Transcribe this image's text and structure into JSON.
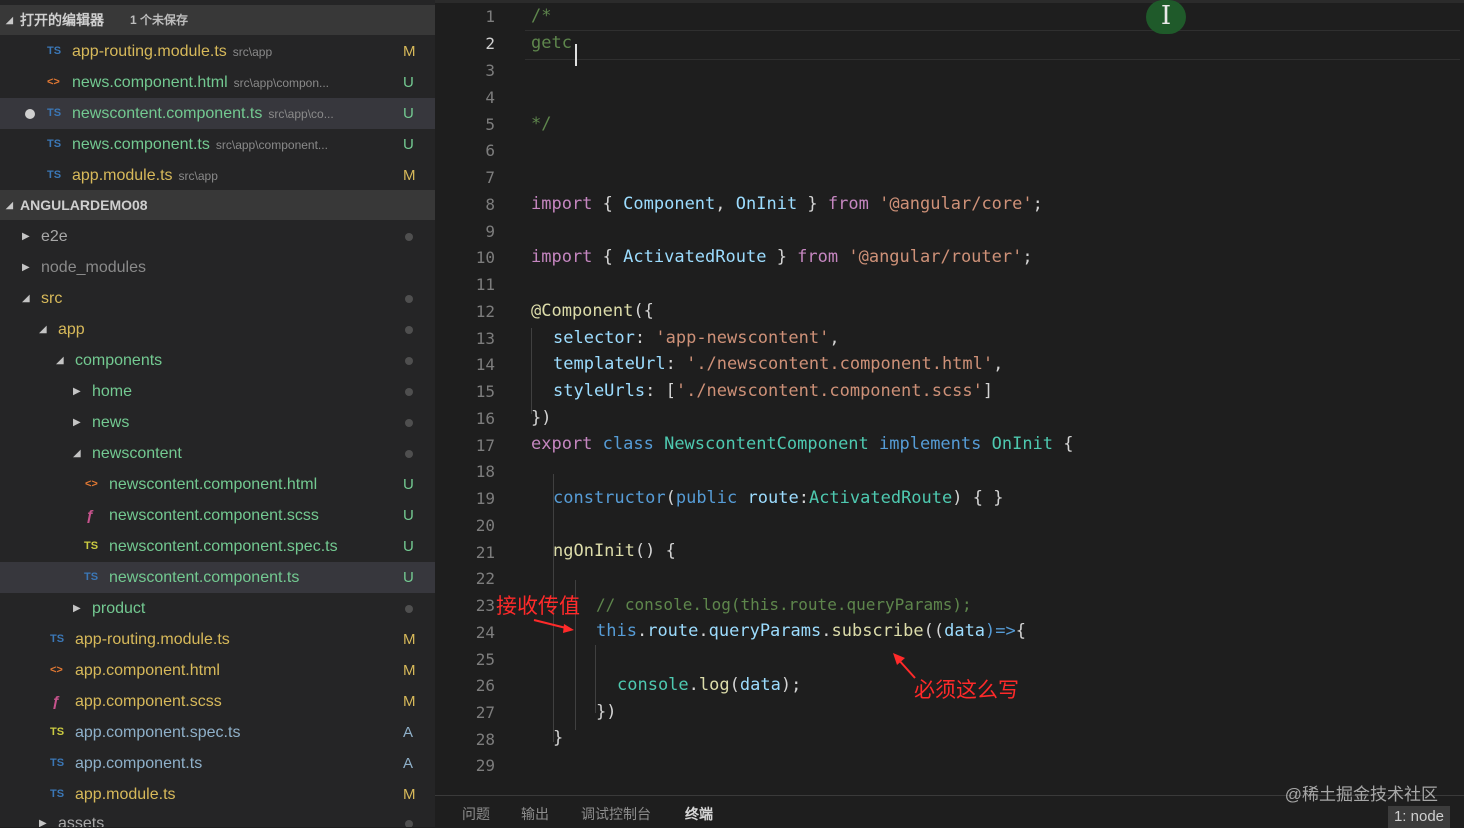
{
  "sidebar": {
    "open_editors": {
      "title": "打开的编辑器",
      "subtitle": "1 个未保存",
      "items": [
        {
          "icon": "TS",
          "name": "app-routing.module.ts",
          "path": "src\\app",
          "status": "M"
        },
        {
          "icon": "<>",
          "name": "news.component.html",
          "path": "src\\app\\compon...",
          "status": "U"
        },
        {
          "icon": "TS",
          "name": "newscontent.component.ts",
          "path": "src\\app\\co...",
          "status": "U"
        },
        {
          "icon": "TS",
          "name": "news.component.ts",
          "path": "src\\app\\component...",
          "status": "U"
        },
        {
          "icon": "TS",
          "name": "app.module.ts",
          "path": "src\\app",
          "status": "M"
        }
      ]
    },
    "project": {
      "title": "ANGULARDEMO08",
      "tree": [
        {
          "label": "e2e"
        },
        {
          "label": "node_modules"
        },
        {
          "label": "src"
        },
        {
          "label": "app"
        },
        {
          "label": "components"
        },
        {
          "label": "home"
        },
        {
          "label": "news"
        },
        {
          "label": "newscontent"
        },
        {
          "icon": "<>",
          "label": "newscontent.component.html",
          "status": "U"
        },
        {
          "icon": "ƒ",
          "label": "newscontent.component.scss",
          "status": "U"
        },
        {
          "icon": "TS",
          "label": "newscontent.component.spec.ts",
          "status": "U"
        },
        {
          "icon": "TS",
          "label": "newscontent.component.ts",
          "status": "U"
        },
        {
          "label": "product"
        },
        {
          "icon": "TS",
          "label": "app-routing.module.ts",
          "status": "M"
        },
        {
          "icon": "<>",
          "label": "app.component.html",
          "status": "M"
        },
        {
          "icon": "ƒ",
          "label": "app.component.scss",
          "status": "M"
        },
        {
          "icon": "TS",
          "label": "app.component.spec.ts",
          "status": "A"
        },
        {
          "icon": "TS",
          "label": "app.component.ts",
          "status": "A"
        },
        {
          "icon": "TS",
          "label": "app.module.ts",
          "status": "M"
        },
        {
          "label": "assets"
        }
      ]
    }
  },
  "editor": {
    "line_numbers": [
      "1",
      "2",
      "3",
      "4",
      "5",
      "6",
      "7",
      "8",
      "9",
      "10",
      "11",
      "12",
      "13",
      "14",
      "15",
      "16",
      "17",
      "18",
      "19",
      "20",
      "21",
      "22",
      "23",
      "24",
      "25",
      "26",
      "27",
      "28",
      "29"
    ],
    "lines": {
      "l1": "/*",
      "l2": "getc",
      "l5": "*/",
      "l8": {
        "import": "import",
        "ob": "{ ",
        "c1": "Component",
        "comma": ", ",
        "c2": "OnInit",
        "cb": " } ",
        "from": "from",
        "str": " '@angular/core'",
        "semi": ";"
      },
      "l10": {
        "import": "import",
        "ob": "{ ",
        "c1": "ActivatedRoute",
        "cb": " } ",
        "from": "from",
        "str": " '@angular/router'",
        "semi": ";"
      },
      "l12": {
        "dec": "@Component",
        "rest": "({"
      },
      "l13": {
        "key": "selector",
        "colon": ": ",
        "str": "'app-newscontent'",
        "end": ","
      },
      "l14": {
        "key": "templateUrl",
        "colon": ": ",
        "str": "'./newscontent.component.html'",
        "end": ","
      },
      "l15": {
        "key": "styleUrls",
        "colon": ": [",
        "str": "'./newscontent.component.scss'",
        "end": "]"
      },
      "l16": "})",
      "l17": {
        "export": "export",
        "class": " class ",
        "name": "NewscontentComponent",
        "impl": " implements ",
        "iface": "OnInit",
        "end": " {"
      },
      "l19": {
        "fn": "constructor",
        "op": "(",
        "pub": "public",
        "sp": " ",
        "param": "route",
        "colon": ":",
        "type": "ActivatedRoute",
        "end": ") { }"
      },
      "l21": {
        "fn": "ngOnInit",
        "end": "() {"
      },
      "l23": "// console.log(this.route.queryParams);",
      "l24": {
        "this": "this",
        "dot1": ".",
        "route": "route",
        "dot2": ".",
        "qp": "queryParams",
        "dot3": ".",
        "sub": "subscribe",
        "p1": "((",
        "data": "data",
        "arrow": ")=>",
        "end": "{"
      },
      "l26": {
        "console": "console",
        "dot": ".",
        "log": "log",
        "open": "(",
        "data": "data",
        "close": ");"
      },
      "l27": "})",
      "l28": "}"
    },
    "annotations": {
      "receive": "接收传值",
      "must": "必须这么写"
    }
  },
  "panel": {
    "tabs": [
      "问题",
      "输出",
      "调试控制台",
      "终端"
    ],
    "terminal_select": "1: node"
  },
  "watermark": "@稀土掘金技术社区",
  "colors": {
    "annotation": "#ff2a2a",
    "keyword": "#c586c0",
    "class": "#4ec9b0",
    "string": "#ce9178"
  }
}
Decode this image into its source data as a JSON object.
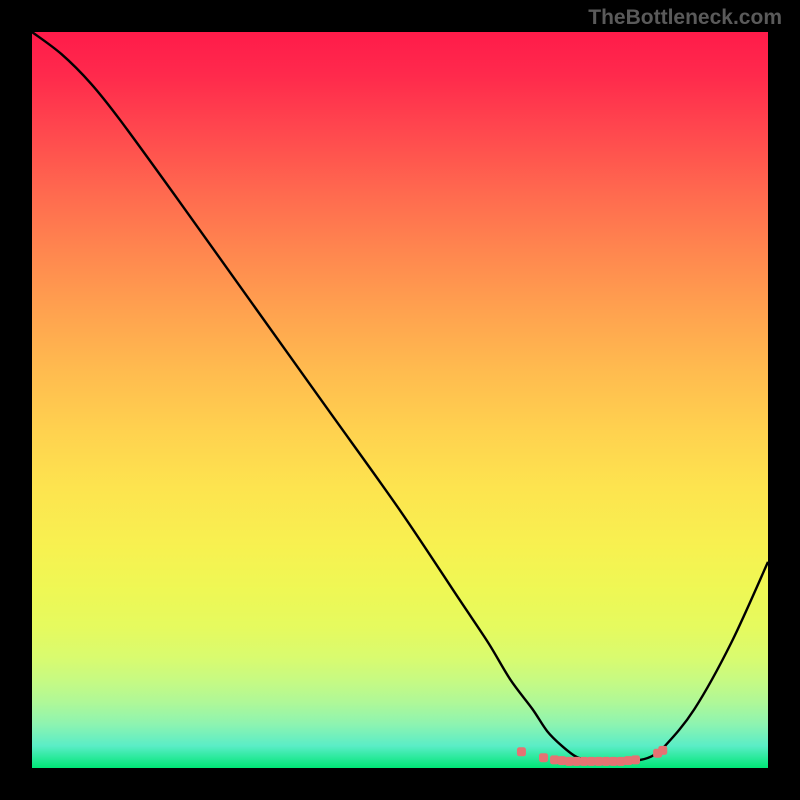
{
  "watermark": "TheBottleneck.com",
  "chart_data": {
    "type": "line",
    "title": "",
    "xlabel": "",
    "ylabel": "",
    "xlim": [
      0,
      100
    ],
    "ylim": [
      0,
      100
    ],
    "grid": false,
    "series": [
      {
        "name": "bottleneck-curve",
        "color": "#000000",
        "x": [
          0,
          4,
          8,
          12,
          20,
          30,
          40,
          50,
          58,
          62,
          65,
          68,
          70,
          72,
          74,
          76,
          78,
          80,
          82,
          84,
          86,
          90,
          95,
          100
        ],
        "y": [
          100,
          97,
          93,
          88,
          77,
          63,
          49,
          35,
          23,
          17,
          12,
          8,
          5,
          3,
          1.5,
          1,
          1,
          1,
          1,
          1.5,
          3,
          8,
          17,
          28
        ]
      },
      {
        "name": "highlight-dots",
        "color": "#e57373",
        "type": "scatter",
        "x": [
          66.5,
          69.5,
          71,
          72,
          73,
          74,
          75,
          76,
          77,
          78,
          79,
          80,
          81,
          82,
          85,
          85.7
        ],
        "y": [
          2.2,
          1.4,
          1.1,
          1.0,
          0.9,
          0.9,
          0.9,
          0.9,
          0.9,
          0.9,
          0.9,
          0.9,
          1.0,
          1.1,
          2.0,
          2.4
        ]
      }
    ],
    "background_gradient": {
      "top": "#ff1b4a",
      "mid_upper": "#ffa24f",
      "mid_lower": "#f7f150",
      "bottom": "#00e676"
    }
  }
}
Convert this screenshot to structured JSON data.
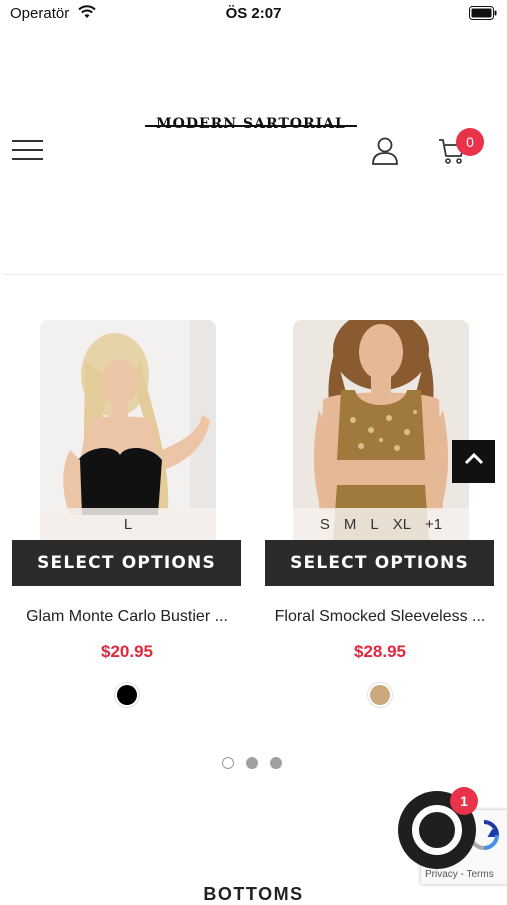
{
  "status_bar": {
    "carrier": "Operatör",
    "time": "ÖS 2:07"
  },
  "header": {
    "logo_text": "MODERN SARTORIAL",
    "cart_count": "0"
  },
  "products": [
    {
      "sizes": [
        "L"
      ],
      "button_label": "SELECT OPTIONS",
      "name": "Glam Monte Carlo Bustier ...",
      "price": "$20.95",
      "swatch_color": "#000000"
    },
    {
      "sizes": [
        "S",
        "M",
        "L",
        "XL",
        "+1"
      ],
      "button_label": "SELECT OPTIONS",
      "name": "Floral Smocked Sleeveless ...",
      "price": "$28.95",
      "swatch_color": "#c9a97c"
    }
  ],
  "carousel": {
    "active_page": 1,
    "pages": 3
  },
  "recaptcha": {
    "links": "Privacy - Terms"
  },
  "chat": {
    "badge_count": "1"
  },
  "section": {
    "title": "BOTTOMS"
  },
  "colors": {
    "accent_red": "#e0283f",
    "button_dark": "#2b2b2b"
  }
}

Task instructions :: All lines from the line containing "Convert this screenshot" through the end of the listing above are to be given again exactly; pictures are not part of the copy.

Answer to the exercise ::
Convert this screenshot to structured JSON data.
{
  "status_bar": {
    "carrier": "Operatör",
    "time": "ÖS 2:07"
  },
  "header": {
    "logo_text": "MODERN SARTORIAL",
    "cart_count": "0"
  },
  "products": [
    {
      "sizes": [
        "L"
      ],
      "button_label": "SELECT OPTIONS",
      "name": "Glam Monte Carlo Bustier ...",
      "price": "$20.95",
      "swatch_color": "#000000"
    },
    {
      "sizes": [
        "S",
        "M",
        "L",
        "XL",
        "+1"
      ],
      "button_label": "SELECT OPTIONS",
      "name": "Floral Smocked Sleeveless ...",
      "price": "$28.95",
      "swatch_color": "#c9a97c"
    }
  ],
  "carousel": {
    "active_page": 1,
    "pages": 3
  },
  "recaptcha": {
    "links": "Privacy - Terms"
  },
  "chat": {
    "badge_count": "1"
  },
  "section": {
    "title": "BOTTOMS"
  },
  "colors": {
    "accent_red": "#e0283f",
    "button_dark": "#2b2b2b"
  }
}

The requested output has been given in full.